::: Dataset extract :::
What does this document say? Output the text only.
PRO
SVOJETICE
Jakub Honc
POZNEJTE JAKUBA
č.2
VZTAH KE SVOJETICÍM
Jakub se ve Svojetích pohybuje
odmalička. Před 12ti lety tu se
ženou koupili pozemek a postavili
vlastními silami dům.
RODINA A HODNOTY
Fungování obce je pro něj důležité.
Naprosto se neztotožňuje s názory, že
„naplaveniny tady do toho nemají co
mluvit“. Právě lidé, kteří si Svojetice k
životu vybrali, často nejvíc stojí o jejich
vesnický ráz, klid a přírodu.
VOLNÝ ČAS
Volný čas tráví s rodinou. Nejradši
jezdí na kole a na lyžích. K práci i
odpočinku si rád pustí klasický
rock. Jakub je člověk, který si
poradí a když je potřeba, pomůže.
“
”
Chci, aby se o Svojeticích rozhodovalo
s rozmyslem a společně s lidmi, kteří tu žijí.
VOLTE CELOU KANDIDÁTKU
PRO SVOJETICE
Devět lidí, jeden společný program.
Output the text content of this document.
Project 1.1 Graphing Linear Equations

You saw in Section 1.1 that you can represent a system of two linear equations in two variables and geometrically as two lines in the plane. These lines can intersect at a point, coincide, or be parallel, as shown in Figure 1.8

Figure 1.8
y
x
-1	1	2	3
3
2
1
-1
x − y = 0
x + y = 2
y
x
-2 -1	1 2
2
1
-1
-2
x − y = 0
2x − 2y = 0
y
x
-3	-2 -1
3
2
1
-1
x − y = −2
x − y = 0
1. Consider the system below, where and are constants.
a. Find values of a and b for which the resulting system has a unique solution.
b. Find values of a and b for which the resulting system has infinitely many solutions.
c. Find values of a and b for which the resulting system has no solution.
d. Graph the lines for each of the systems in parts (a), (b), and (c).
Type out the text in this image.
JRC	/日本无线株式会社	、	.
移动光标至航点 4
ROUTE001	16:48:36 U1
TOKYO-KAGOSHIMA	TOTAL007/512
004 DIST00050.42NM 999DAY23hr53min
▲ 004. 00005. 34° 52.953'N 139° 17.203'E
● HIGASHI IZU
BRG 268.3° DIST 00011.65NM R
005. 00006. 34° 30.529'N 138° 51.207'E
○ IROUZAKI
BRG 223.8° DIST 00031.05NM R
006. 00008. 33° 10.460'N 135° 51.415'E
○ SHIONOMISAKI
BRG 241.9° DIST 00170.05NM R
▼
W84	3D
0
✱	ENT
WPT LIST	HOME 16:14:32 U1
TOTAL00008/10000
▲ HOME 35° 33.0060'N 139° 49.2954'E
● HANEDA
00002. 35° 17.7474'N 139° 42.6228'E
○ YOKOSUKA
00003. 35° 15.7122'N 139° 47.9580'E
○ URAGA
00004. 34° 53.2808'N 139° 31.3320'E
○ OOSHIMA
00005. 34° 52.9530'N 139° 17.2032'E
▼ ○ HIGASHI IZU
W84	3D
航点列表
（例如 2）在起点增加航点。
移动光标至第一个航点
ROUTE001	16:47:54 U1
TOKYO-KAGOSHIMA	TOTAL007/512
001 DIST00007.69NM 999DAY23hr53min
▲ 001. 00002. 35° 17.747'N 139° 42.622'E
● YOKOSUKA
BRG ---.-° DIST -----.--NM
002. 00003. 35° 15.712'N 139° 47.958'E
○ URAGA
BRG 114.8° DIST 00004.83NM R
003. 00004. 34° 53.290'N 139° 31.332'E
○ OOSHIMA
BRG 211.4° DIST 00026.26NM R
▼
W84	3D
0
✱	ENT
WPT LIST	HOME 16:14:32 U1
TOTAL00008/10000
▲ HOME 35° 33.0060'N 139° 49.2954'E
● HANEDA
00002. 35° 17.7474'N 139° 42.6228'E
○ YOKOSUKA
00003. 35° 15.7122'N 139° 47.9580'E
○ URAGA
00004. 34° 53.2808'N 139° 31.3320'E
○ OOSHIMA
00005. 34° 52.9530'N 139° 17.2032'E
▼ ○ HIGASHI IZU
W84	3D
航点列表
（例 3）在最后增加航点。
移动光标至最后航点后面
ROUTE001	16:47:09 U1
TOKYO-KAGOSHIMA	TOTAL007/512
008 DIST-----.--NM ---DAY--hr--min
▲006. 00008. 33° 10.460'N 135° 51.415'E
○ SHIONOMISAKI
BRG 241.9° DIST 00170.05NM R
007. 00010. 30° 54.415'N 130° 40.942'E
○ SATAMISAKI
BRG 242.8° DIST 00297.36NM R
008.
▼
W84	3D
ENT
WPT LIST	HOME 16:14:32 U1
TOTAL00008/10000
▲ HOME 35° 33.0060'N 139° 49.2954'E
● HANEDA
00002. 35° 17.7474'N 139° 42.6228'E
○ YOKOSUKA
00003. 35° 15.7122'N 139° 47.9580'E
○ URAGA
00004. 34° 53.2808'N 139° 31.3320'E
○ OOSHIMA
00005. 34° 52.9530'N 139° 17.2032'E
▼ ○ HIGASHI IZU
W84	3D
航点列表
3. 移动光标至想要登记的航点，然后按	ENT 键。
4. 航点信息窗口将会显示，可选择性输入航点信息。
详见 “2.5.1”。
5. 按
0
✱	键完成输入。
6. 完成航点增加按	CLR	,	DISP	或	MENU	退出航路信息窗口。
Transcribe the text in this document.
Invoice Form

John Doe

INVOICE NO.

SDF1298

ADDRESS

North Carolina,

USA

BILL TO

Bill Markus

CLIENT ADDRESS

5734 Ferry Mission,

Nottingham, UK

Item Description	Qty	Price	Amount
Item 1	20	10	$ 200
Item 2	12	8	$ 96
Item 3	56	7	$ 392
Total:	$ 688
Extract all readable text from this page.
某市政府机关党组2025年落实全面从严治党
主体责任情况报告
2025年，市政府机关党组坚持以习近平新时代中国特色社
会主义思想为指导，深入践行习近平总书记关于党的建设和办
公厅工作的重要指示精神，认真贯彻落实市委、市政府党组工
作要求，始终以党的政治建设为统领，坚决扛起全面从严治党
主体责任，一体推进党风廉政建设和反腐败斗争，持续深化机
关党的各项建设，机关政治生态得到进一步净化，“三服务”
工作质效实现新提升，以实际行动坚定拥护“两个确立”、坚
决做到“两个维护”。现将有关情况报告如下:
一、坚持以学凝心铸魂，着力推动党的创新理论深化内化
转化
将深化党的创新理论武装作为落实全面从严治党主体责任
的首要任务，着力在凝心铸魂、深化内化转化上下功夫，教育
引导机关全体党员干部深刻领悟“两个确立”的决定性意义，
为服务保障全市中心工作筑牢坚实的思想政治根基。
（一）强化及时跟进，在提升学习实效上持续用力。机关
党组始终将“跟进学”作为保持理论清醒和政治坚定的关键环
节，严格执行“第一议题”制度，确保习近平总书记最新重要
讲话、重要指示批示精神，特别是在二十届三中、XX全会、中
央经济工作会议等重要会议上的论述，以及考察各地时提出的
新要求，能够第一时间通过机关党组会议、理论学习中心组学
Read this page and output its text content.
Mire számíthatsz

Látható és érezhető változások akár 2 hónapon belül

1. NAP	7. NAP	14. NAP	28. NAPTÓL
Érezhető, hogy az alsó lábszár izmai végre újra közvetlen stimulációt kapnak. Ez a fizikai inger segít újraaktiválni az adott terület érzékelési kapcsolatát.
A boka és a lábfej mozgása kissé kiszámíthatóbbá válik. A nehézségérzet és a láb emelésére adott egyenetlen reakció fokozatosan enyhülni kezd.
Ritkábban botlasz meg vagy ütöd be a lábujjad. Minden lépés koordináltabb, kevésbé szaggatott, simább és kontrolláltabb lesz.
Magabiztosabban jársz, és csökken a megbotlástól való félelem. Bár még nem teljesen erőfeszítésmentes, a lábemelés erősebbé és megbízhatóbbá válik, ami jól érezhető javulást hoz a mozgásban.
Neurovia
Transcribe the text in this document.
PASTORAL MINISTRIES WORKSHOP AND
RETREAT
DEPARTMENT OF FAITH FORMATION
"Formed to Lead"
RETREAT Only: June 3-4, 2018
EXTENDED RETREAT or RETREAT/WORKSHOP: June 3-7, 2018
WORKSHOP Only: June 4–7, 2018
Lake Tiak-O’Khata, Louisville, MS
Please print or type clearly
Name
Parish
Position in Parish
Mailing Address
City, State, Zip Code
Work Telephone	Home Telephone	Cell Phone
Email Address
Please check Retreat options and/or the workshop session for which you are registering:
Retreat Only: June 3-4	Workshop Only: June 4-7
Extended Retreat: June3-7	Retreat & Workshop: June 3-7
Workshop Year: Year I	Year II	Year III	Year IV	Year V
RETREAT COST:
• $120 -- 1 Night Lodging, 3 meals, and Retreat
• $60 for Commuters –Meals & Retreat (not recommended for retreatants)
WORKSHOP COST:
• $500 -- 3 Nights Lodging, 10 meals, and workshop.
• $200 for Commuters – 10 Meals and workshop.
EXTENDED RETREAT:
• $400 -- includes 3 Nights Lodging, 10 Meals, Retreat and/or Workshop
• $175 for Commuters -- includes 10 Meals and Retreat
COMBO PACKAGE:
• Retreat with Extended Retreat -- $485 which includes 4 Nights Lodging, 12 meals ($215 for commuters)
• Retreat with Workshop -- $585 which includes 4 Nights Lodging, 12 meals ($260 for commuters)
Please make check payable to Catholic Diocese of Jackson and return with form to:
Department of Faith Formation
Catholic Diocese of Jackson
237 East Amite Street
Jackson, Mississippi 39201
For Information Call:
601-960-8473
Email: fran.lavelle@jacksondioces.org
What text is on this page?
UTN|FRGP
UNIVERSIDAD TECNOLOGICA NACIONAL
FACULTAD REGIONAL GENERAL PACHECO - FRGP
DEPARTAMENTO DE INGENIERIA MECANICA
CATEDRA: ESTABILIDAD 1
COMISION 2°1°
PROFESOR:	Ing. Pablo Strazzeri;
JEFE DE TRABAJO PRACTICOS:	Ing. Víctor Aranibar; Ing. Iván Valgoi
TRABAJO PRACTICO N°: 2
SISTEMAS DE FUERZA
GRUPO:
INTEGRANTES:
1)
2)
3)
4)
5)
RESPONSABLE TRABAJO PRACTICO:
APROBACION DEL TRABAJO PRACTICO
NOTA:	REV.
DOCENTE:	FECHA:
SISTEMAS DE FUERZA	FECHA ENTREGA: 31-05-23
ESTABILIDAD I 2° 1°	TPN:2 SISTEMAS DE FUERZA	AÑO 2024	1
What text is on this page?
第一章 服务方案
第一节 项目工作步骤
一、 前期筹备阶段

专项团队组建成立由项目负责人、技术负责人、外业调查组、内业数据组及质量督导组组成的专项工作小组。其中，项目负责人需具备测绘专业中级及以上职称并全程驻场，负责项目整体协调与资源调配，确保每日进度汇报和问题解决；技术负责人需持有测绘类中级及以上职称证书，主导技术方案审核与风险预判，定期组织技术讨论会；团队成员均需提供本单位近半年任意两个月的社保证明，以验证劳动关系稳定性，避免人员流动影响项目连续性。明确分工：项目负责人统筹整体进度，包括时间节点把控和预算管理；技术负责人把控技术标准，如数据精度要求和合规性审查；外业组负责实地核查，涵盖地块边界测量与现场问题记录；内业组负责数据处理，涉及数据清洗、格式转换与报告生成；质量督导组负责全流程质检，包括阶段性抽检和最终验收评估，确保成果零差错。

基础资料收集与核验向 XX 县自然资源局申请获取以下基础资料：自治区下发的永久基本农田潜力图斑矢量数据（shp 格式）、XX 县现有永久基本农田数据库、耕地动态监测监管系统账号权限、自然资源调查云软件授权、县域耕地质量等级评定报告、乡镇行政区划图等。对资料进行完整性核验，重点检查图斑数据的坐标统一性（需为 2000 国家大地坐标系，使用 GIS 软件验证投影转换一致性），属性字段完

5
:::
◆ Problem details: Pick each line holding the word "June" out of the data and copy it.

◆ Correct answer:
RETREAT Only: June 3-4, 2018
EXTENDED RETREAT or RETREAT/WORKSHOP: June 3-7, 2018
WORKSHOP Only: June 4–7, 2018
Retreat Only: June 3-4	Workshop Only: June 4-7
Extended Retreat: June3-7	Retreat & Workshop: June 3-7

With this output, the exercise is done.